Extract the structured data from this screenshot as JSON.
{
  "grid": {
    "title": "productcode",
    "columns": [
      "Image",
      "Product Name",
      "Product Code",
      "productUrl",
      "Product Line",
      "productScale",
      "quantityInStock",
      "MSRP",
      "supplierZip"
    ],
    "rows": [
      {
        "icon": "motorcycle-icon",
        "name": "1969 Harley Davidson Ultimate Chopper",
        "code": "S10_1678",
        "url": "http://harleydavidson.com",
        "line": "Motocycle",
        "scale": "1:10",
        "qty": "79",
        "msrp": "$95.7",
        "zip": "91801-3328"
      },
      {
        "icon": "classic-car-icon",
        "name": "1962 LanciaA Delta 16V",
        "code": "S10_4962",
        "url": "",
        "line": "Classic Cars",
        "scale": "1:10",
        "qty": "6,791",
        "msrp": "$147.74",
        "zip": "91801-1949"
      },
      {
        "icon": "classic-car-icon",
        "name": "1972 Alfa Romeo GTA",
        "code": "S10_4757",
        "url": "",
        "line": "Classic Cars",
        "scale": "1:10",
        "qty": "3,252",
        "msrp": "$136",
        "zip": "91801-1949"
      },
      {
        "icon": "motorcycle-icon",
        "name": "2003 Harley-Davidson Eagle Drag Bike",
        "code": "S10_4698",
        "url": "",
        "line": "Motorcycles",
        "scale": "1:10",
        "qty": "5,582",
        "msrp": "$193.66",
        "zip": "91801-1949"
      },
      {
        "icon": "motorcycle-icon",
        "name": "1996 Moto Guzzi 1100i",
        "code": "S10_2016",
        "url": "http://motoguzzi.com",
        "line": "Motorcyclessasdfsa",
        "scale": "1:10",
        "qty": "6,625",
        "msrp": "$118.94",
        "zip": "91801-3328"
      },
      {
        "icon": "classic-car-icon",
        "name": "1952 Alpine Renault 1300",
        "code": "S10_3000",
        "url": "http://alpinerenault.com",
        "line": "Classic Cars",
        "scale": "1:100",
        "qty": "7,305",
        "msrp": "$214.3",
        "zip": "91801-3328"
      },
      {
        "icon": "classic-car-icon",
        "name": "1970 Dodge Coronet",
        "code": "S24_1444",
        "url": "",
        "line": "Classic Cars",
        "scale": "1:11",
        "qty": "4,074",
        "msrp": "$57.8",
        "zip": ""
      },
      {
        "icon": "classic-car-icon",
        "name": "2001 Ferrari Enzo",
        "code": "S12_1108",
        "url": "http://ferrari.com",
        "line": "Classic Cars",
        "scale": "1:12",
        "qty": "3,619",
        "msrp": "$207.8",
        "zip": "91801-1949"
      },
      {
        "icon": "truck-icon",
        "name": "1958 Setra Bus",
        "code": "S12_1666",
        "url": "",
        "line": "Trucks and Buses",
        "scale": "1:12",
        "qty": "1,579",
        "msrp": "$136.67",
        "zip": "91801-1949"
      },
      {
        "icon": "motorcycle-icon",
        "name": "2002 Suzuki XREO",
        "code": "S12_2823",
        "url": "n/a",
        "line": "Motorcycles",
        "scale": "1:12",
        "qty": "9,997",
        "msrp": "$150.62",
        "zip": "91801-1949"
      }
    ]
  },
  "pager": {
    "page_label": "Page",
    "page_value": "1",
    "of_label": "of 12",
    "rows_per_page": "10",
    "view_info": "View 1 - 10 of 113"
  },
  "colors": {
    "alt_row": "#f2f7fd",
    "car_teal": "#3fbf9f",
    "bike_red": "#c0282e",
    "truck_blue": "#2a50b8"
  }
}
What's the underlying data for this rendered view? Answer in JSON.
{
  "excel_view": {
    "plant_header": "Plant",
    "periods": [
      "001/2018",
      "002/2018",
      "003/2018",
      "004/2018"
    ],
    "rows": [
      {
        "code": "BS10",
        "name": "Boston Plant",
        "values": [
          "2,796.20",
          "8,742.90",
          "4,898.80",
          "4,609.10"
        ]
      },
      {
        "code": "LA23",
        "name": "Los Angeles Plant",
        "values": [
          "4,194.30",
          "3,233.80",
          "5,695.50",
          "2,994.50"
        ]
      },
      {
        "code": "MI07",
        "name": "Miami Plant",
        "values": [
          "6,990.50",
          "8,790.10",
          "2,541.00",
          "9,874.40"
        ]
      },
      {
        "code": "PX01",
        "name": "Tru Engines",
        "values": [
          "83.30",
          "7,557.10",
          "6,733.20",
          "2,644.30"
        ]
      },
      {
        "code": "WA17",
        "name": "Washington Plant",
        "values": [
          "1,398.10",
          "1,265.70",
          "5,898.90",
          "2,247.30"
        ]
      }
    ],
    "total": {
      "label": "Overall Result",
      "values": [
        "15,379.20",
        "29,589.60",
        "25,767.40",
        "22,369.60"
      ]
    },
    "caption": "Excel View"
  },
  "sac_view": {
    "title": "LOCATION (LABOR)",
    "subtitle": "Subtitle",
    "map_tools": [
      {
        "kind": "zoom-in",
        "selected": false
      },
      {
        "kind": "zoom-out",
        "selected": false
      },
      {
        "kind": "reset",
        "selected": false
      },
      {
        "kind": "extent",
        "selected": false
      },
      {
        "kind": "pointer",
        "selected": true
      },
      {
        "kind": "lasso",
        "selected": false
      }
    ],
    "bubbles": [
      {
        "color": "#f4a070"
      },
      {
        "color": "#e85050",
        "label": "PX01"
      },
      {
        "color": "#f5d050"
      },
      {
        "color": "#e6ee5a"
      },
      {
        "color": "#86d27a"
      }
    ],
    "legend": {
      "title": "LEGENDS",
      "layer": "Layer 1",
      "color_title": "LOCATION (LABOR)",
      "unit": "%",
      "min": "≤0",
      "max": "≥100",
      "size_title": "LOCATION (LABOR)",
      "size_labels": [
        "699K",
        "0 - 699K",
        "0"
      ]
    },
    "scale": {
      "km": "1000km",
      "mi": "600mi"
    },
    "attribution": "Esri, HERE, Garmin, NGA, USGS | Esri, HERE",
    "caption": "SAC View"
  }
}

■ **Objective**: Write out every line exactly as it stands.

■ **Task answer**:
Extract the structured data from this screenshot as JSON.
{
  "grid": {
    "title": "productcode",
    "columns": [
      "Image",
      "Product Name",
      "Product Code",
      "productUrl",
      "Product Line",
      "productScale",
      "quantityInStock",
      "MSRP",
      "supplierZip"
    ],
    "rows": [
      {
        "icon": "motorcycle-icon",
        "name": "1969 Harley Davidson Ultimate Chopper",
        "code": "S10_1678",
        "url": "http://harleydavidson.com",
        "line": "Motocycle",
        "scale": "1:10",
        "qty": "79",
        "msrp": "$95.7",
        "zip": "91801-3328"
      },
      {
        "icon": "classic-car-icon",
        "name": "1962 LanciaA Delta 16V",
        "code": "S10_4962",
        "url": "",
        "line": "Classic Cars",
        "scale": "1:10",
        "qty": "6,791",
        "msrp": "$147.74",
        "zip": "91801-1949"
      },
      {
        "icon": "classic-car-icon",
        "name": "1972 Alfa Romeo GTA",
        "code": "S10_4757",
        "url": "",
        "line": "Classic Cars",
        "scale": "1:10",
        "qty": "3,252",
        "msrp": "$136",
        "zip": "91801-1949"
      },
      {
        "icon": "motorcycle-icon",
        "name": "2003 Harley-Davidson Eagle Drag Bike",
        "code": "S10_4698",
        "url": "",
        "line": "Motorcycles",
        "scale": "1:10",
        "qty": "5,582",
        "msrp": "$193.66",
        "zip": "91801-1949"
      },
      {
        "icon": "motorcycle-icon",
        "name": "1996 Moto Guzzi 1100i",
        "code": "S10_2016",
        "url": "http://motoguzzi.com",
        "line": "Motorcyclessasdfsa",
        "scale": "1:10",
        "qty": "6,625",
        "msrp": "$118.94",
        "zip": "91801-3328"
      },
      {
        "icon": "classic-car-icon",
        "name": "1952 Alpine Renault 1300",
        "code": "S10_3000",
        "url": "http://alpinerenault.com",
        "line": "Classic Cars",
        "scale": "1:100",
        "qty": "7,305",
        "msrp": "$214.3",
        "zip": "91801-3328"
      },
      {
        "icon": "classic-car-icon",
        "name": "1970 Dodge Coronet",
        "code": "S24_1444",
        "url": "",
        "line": "Classic Cars",
        "scale": "1:11",
        "qty": "4,074",
        "msrp": "$57.8",
        "zip": ""
      },
      {
        "icon": "classic-car-icon",
        "name": "2001 Ferrari Enzo",
        "code": "S12_1108",
        "url": "http://ferrari.com",
        "line": "Classic Cars",
        "scale": "1:12",
        "qty": "3,619",
        "msrp": "$207.8",
        "zip": "91801-1949"
      },
      {
        "icon": "truck-icon",
        "name": "1958 Setra Bus",
        "code": "S12_1666",
        "url": "",
        "line": "Trucks and Buses",
        "scale": "1:12",
        "qty": "1,579",
        "msrp": "$136.67",
        "zip": "91801-1949"
      },
      {
        "icon": "motorcycle-icon",
        "name": "2002 Suzuki XREO",
        "code": "S12_2823",
        "url": "n/a",
        "line": "Motorcycles",
        "scale": "1:12",
        "qty": "9,997",
        "msrp": "$150.62",
        "zip": "91801-1949"
      }
    ]
  },
  "pager": {
    "page_label": "Page",
    "page_value": "1",
    "of_label": "of 12",
    "rows_per_page": "10",
    "view_info": "View 1 - 10 of 113"
  },
  "colors": {
    "alt_row": "#f2f7fd",
    "car_teal": "#3fbf9f",
    "bike_red": "#c0282e",
    "truck_blue": "#2a50b8"
  }
}
What's the underlying data for this rendered view? Answer in JSON.
{
  "excel_view": {
    "plant_header": "Plant",
    "periods": [
      "001/2018",
      "002/2018",
      "003/2018",
      "004/2018"
    ],
    "rows": [
      {
        "code": "BS10",
        "name": "Boston Plant",
        "values": [
          "2,796.20",
          "8,742.90",
          "4,898.80",
          "4,609.10"
        ]
      },
      {
        "code": "LA23",
        "name": "Los Angeles Plant",
        "values": [
          "4,194.30",
          "3,233.80",
          "5,695.50",
          "2,994.50"
        ]
      },
      {
        "code": "MI07",
        "name": "Miami Plant",
        "values": [
          "6,990.50",
          "8,790.10",
          "2,541.00",
          "9,874.40"
        ]
      },
      {
        "code": "PX01",
        "name": "Tru Engines",
        "values": [
          "83.30",
          "7,557.10",
          "6,733.20",
          "2,644.30"
        ]
      },
      {
        "code": "WA17",
        "name": "Washington Plant",
        "values": [
          "1,398.10",
          "1,265.70",
          "5,898.90",
          "2,247.30"
        ]
      }
    ],
    "total": {
      "label": "Overall Result",
      "values": [
        "15,379.20",
        "29,589.60",
        "25,767.40",
        "22,369.60"
      ]
    },
    "caption": "Excel View"
  },
  "sac_view": {
    "title": "LOCATION (LABOR)",
    "subtitle": "Subtitle",
    "map_tools": [
      {
        "kind": "zoom-in",
        "selected": false
      },
      {
        "kind": "zoom-out",
        "selected": false
      },
      {
        "kind": "reset",
        "selected": false
      },
      {
        "kind": "extent",
        "selected": false
      },
      {
        "kind": "pointer",
        "selected": true
      },
      {
        "kind": "lasso",
        "selected": false
      }
    ],
    "bubbles": [
      {
        "color": "#f4a070"
      },
      {
        "color": "#e85050",
        "label": "PX01"
      },
      {
        "color": "#f5d050"
      },
      {
        "color": "#e6ee5a"
      },
      {
        "color": "#86d27a"
      }
    ],
    "legend": {
      "title": "LEGENDS",
      "layer": "Layer 1",
      "color_title": "LOCATION (LABOR)",
      "unit": "%",
      "min": "≤0",
      "max": "≥100",
      "size_title": "LOCATION (LABOR)",
      "size_labels": [
        "699K",
        "0 - 699K",
        "0"
      ]
    },
    "scale": {
      "km": "1000km",
      "mi": "600mi"
    },
    "attribution": "Esri, HERE, Garmin, NGA, USGS | Esri, HERE",
    "caption": "SAC View"
  }
}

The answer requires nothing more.